Exercise objective ▸ Take the material and output all of it exactly.

Raw records:
────

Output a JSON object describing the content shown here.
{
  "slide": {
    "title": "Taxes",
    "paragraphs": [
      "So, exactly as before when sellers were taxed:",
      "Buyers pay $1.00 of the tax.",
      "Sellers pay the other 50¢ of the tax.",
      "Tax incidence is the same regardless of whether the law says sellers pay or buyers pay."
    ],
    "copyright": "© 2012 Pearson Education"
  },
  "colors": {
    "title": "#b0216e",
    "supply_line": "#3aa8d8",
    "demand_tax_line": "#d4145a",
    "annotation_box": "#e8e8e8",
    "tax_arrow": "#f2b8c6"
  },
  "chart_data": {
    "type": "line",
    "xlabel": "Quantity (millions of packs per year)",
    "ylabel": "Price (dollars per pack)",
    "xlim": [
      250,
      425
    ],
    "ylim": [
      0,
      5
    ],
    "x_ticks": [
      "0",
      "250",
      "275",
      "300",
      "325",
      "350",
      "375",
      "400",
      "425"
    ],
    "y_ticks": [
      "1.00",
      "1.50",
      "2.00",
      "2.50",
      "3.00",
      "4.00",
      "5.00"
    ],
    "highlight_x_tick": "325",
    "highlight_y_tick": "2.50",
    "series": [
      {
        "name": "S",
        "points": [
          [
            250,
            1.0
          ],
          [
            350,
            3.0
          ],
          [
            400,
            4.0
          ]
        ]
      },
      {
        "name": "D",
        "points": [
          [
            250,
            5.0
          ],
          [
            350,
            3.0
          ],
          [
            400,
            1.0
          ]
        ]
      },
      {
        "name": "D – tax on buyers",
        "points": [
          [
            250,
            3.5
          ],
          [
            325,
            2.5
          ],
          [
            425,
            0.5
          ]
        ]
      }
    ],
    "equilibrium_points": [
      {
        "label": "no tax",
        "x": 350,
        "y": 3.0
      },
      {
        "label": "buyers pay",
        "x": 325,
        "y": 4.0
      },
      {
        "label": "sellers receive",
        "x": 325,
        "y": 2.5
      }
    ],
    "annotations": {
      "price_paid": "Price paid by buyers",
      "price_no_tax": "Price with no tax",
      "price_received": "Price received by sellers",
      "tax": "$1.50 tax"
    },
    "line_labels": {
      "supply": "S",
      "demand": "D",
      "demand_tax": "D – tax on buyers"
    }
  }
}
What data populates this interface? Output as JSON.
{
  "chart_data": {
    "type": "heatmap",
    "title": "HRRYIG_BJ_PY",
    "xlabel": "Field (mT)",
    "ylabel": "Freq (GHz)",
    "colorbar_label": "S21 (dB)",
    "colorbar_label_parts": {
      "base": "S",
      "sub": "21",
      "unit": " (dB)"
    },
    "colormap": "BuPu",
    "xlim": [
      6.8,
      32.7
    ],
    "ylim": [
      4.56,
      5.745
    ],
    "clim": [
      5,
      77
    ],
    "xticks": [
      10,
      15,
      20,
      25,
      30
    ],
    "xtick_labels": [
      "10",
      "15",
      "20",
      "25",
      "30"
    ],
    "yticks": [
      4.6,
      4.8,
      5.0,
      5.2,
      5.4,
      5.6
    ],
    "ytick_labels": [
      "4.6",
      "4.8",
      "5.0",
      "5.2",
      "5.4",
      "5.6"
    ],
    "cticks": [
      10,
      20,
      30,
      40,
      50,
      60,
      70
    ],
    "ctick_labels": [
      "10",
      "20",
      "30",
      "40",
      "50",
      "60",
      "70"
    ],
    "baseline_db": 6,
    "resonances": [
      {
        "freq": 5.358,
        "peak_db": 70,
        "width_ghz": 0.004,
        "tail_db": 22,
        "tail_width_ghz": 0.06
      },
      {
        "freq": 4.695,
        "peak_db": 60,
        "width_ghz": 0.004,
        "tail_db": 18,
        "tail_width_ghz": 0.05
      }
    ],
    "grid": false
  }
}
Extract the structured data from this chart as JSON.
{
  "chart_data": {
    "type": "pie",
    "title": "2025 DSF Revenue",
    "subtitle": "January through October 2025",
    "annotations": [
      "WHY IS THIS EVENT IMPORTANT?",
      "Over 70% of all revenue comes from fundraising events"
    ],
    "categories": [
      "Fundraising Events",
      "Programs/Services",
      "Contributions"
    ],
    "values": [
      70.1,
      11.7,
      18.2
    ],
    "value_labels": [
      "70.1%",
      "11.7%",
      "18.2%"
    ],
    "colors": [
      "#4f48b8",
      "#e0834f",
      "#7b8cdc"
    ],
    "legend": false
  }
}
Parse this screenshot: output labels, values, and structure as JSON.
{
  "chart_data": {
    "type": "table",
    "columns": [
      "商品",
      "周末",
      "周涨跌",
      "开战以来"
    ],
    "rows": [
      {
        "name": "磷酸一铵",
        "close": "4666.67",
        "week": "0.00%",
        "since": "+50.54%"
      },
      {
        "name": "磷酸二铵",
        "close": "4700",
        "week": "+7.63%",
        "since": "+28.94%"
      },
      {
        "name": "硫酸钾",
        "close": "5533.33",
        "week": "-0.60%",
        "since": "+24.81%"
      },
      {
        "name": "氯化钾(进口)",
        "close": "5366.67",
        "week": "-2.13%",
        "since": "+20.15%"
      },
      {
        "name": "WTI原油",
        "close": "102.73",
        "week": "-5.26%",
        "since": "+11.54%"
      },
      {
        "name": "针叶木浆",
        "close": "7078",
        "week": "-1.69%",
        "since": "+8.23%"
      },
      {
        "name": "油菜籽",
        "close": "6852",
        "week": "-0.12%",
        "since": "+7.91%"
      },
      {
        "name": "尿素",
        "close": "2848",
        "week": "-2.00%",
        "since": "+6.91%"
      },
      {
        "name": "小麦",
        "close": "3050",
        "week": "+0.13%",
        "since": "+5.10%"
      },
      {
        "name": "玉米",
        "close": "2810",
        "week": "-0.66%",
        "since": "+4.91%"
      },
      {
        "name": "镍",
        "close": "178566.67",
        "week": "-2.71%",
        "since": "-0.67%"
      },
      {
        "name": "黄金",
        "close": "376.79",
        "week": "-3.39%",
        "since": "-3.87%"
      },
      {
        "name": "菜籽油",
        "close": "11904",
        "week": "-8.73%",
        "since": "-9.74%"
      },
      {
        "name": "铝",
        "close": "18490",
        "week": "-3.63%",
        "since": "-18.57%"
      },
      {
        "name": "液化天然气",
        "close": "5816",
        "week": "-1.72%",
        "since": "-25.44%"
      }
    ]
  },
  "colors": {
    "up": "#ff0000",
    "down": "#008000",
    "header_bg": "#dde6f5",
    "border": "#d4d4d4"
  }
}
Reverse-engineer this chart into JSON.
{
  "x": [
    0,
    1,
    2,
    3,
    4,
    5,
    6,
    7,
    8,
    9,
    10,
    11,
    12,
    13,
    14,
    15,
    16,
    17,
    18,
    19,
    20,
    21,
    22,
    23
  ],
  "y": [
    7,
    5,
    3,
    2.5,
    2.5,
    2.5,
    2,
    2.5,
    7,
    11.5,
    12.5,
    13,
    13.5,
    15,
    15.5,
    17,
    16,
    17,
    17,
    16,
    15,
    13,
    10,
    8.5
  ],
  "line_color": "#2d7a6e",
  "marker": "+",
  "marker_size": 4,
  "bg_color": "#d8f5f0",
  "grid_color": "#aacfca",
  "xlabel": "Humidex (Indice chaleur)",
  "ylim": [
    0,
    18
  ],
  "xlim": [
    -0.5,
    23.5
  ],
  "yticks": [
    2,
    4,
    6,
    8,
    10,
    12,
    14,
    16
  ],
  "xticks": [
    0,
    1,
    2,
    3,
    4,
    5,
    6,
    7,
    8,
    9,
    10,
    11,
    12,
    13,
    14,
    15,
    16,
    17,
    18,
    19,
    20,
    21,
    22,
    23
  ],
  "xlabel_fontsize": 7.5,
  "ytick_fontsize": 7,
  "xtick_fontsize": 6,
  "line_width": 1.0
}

────

Worked solution ▸
Output a JSON object describing the content shown here.
{
  "slide": {
    "title": "Taxes",
    "paragraphs": [
      "So, exactly as before when sellers were taxed:",
      "Buyers pay $1.00 of the tax.",
      "Sellers pay the other 50¢ of the tax.",
      "Tax incidence is the same regardless of whether the law says sellers pay or buyers pay."
    ],
    "copyright": "© 2012 Pearson Education"
  },
  "colors": {
    "title": "#b0216e",
    "supply_line": "#3aa8d8",
    "demand_tax_line": "#d4145a",
    "annotation_box": "#e8e8e8",
    "tax_arrow": "#f2b8c6"
  },
  "chart_data": {
    "type": "line",
    "xlabel": "Quantity (millions of packs per year)",
    "ylabel": "Price (dollars per pack)",
    "xlim": [
      250,
      425
    ],
    "ylim": [
      0,
      5
    ],
    "x_ticks": [
      "0",
      "250",
      "275",
      "300",
      "325",
      "350",
      "375",
      "400",
      "425"
    ],
    "y_ticks": [
      "1.00",
      "1.50",
      "2.00",
      "2.50",
      "3.00",
      "4.00",
      "5.00"
    ],
    "highlight_x_tick": "325",
    "highlight_y_tick": "2.50",
    "series": [
      {
        "name": "S",
        "points": [
          [
            250,
            1.0
          ],
          [
            350,
            3.0
          ],
          [
            400,
            4.0
          ]
        ]
      },
      {
        "name": "D",
        "points": [
          [
            250,
            5.0
          ],
          [
            350,
            3.0
          ],
          [
            400,
            1.0
          ]
        ]
      },
      {
        "name": "D – tax on buyers",
        "points": [
          [
            250,
            3.5
          ],
          [
            325,
            2.5
          ],
          [
            425,
            0.5
          ]
        ]
      }
    ],
    "equilibrium_points": [
      {
        "label": "no tax",
        "x": 350,
        "y": 3.0
      },
      {
        "label": "buyers pay",
        "x": 325,
        "y": 4.0
      },
      {
        "label": "sellers receive",
        "x": 325,
        "y": 2.5
      }
    ],
    "annotations": {
      "price_paid": "Price paid by buyers",
      "price_no_tax": "Price with no tax",
      "price_received": "Price received by sellers",
      "tax": "$1.50 tax"
    },
    "line_labels": {
      "supply": "S",
      "demand": "D",
      "demand_tax": "D – tax on buyers"
    }
  }
}
What data populates this interface? Output as JSON.
{
  "chart_data": {
    "type": "heatmap",
    "title": "HRRYIG_BJ_PY",
    "xlabel": "Field (mT)",
    "ylabel": "Freq (GHz)",
    "colorbar_label": "S21 (dB)",
    "colorbar_label_parts": {
      "base": "S",
      "sub": "21",
      "unit": " (dB)"
    },
    "colormap": "BuPu",
    "xlim": [
      6.8,
      32.7
    ],
    "ylim": [
      4.56,
      5.745
    ],
    "clim": [
      5,
      77
    ],
    "xticks": [
      10,
      15,
      20,
      25,
      30
    ],
    "xtick_labels": [
      "10",
      "15",
      "20",
      "25",
      "30"
    ],
    "yticks": [
      4.6,
      4.8,
      5.0,
      5.2,
      5.4,
      5.6
    ],
    "ytick_labels": [
      "4.6",
      "4.8",
      "5.0",
      "5.2",
      "5.4",
      "5.6"
    ],
    "cticks": [
      10,
      20,
      30,
      40,
      50,
      60,
      70
    ],
    "ctick_labels": [
      "10",
      "20",
      "30",
      "40",
      "50",
      "60",
      "70"
    ],
    "baseline_db": 6,
    "resonances": [
      {
        "freq": 5.358,
        "peak_db": 70,
        "width_ghz": 0.004,
        "tail_db": 22,
        "tail_width_ghz": 0.06
      },
      {
        "freq": 4.695,
        "peak_db": 60,
        "width_ghz": 0.004,
        "tail_db": 18,
        "tail_width_ghz": 0.05
      }
    ],
    "grid": false
  }
}
Extract the structured data from this chart as JSON.
{
  "chart_data": {
    "type": "pie",
    "title": "2025 DSF Revenue",
    "subtitle": "January through October 2025",
    "annotations": [
      "WHY IS THIS EVENT IMPORTANT?",
      "Over 70% of all revenue comes from fundraising events"
    ],
    "categories": [
      "Fundraising Events",
      "Programs/Services",
      "Contributions"
    ],
    "values": [
      70.1,
      11.7,
      18.2
    ],
    "value_labels": [
      "70.1%",
      "11.7%",
      "18.2%"
    ],
    "colors": [
      "#4f48b8",
      "#e0834f",
      "#7b8cdc"
    ],
    "legend": false
  }
}
Parse this screenshot: output labels, values, and structure as JSON.
{
  "chart_data": {
    "type": "table",
    "columns": [
      "商品",
      "周末",
      "周涨跌",
      "开战以来"
    ],
    "rows": [
      {
        "name": "磷酸一铵",
        "close": "4666.67",
        "week": "0.00%",
        "since": "+50.54%"
      },
      {
        "name": "磷酸二铵",
        "close": "4700",
        "week": "+7.63%",
        "since": "+28.94%"
      },
      {
        "name": "硫酸钾",
        "close": "5533.33",
        "week": "-0.60%",
        "since": "+24.81%"
      },
      {
        "name": "氯化钾(进口)",
        "close": "5366.67",
        "week": "-2.13%",
        "since": "+20.15%"
      },
      {
        "name": "WTI原油",
        "close": "102.73",
        "week": "-5.26%",
        "since": "+11.54%"
      },
      {
        "name": "针叶木浆",
        "close": "7078",
        "week": "-1.69%",
        "since": "+8.23%"
      },
      {
        "name": "油菜籽",
        "close": "6852",
        "week": "-0.12%",
        "since": "+7.91%"
      },
      {
        "name": "尿素",
        "close": "2848",
        "week": "-2.00%",
        "since": "+6.91%"
      },
      {
        "name": "小麦",
        "close": "3050",
        "week": "+0.13%",
        "since": "+5.10%"
      },
      {
        "name": "玉米",
        "close": "2810",
        "week": "-0.66%",
        "since": "+4.91%"
      },
      {
        "name": "镍",
        "close": "178566.67",
        "week": "-2.71%",
        "since": "-0.67%"
      },
      {
        "name": "黄金",
        "close": "376.79",
        "week": "-3.39%",
        "since": "-3.87%"
      },
      {
        "name": "菜籽油",
        "close": "11904",
        "week": "-8.73%",
        "since": "-9.74%"
      },
      {
        "name": "铝",
        "close": "18490",
        "week": "-3.63%",
        "since": "-18.57%"
      },
      {
        "name": "液化天然气",
        "close": "5816",
        "week": "-1.72%",
        "since": "-25.44%"
      }
    ]
  },
  "colors": {
    "up": "#ff0000",
    "down": "#008000",
    "header_bg": "#dde6f5",
    "border": "#d4d4d4"
  }
}
Reverse-engineer this chart into JSON.
{
  "x": [
    0,
    1,
    2,
    3,
    4,
    5,
    6,
    7,
    8,
    9,
    10,
    11,
    12,
    13,
    14,
    15,
    16,
    17,
    18,
    19,
    20,
    21,
    22,
    23
  ],
  "y": [
    7,
    5,
    3,
    2.5,
    2.5,
    2.5,
    2,
    2.5,
    7,
    11.5,
    12.5,
    13,
    13.5,
    15,
    15.5,
    17,
    16,
    17,
    17,
    16,
    15,
    13,
    10,
    8.5
  ],
  "line_color": "#2d7a6e",
  "marker": "+",
  "marker_size": 4,
  "bg_color": "#d8f5f0",
  "grid_color": "#aacfca",
  "xlabel": "Humidex (Indice chaleur)",
  "ylim": [
    0,
    18
  ],
  "xlim": [
    -0.5,
    23.5
  ],
  "yticks": [
    2,
    4,
    6,
    8,
    10,
    12,
    14,
    16
  ],
  "xticks": [
    0,
    1,
    2,
    3,
    4,
    5,
    6,
    7,
    8,
    9,
    10,
    11,
    12,
    13,
    14,
    15,
    16,
    17,
    18,
    19,
    20,
    21,
    22,
    23
  ],
  "xlabel_fontsize": 7.5,
  "ytick_fontsize": 7,
  "xtick_fontsize": 6,
  "line_width": 1.0
}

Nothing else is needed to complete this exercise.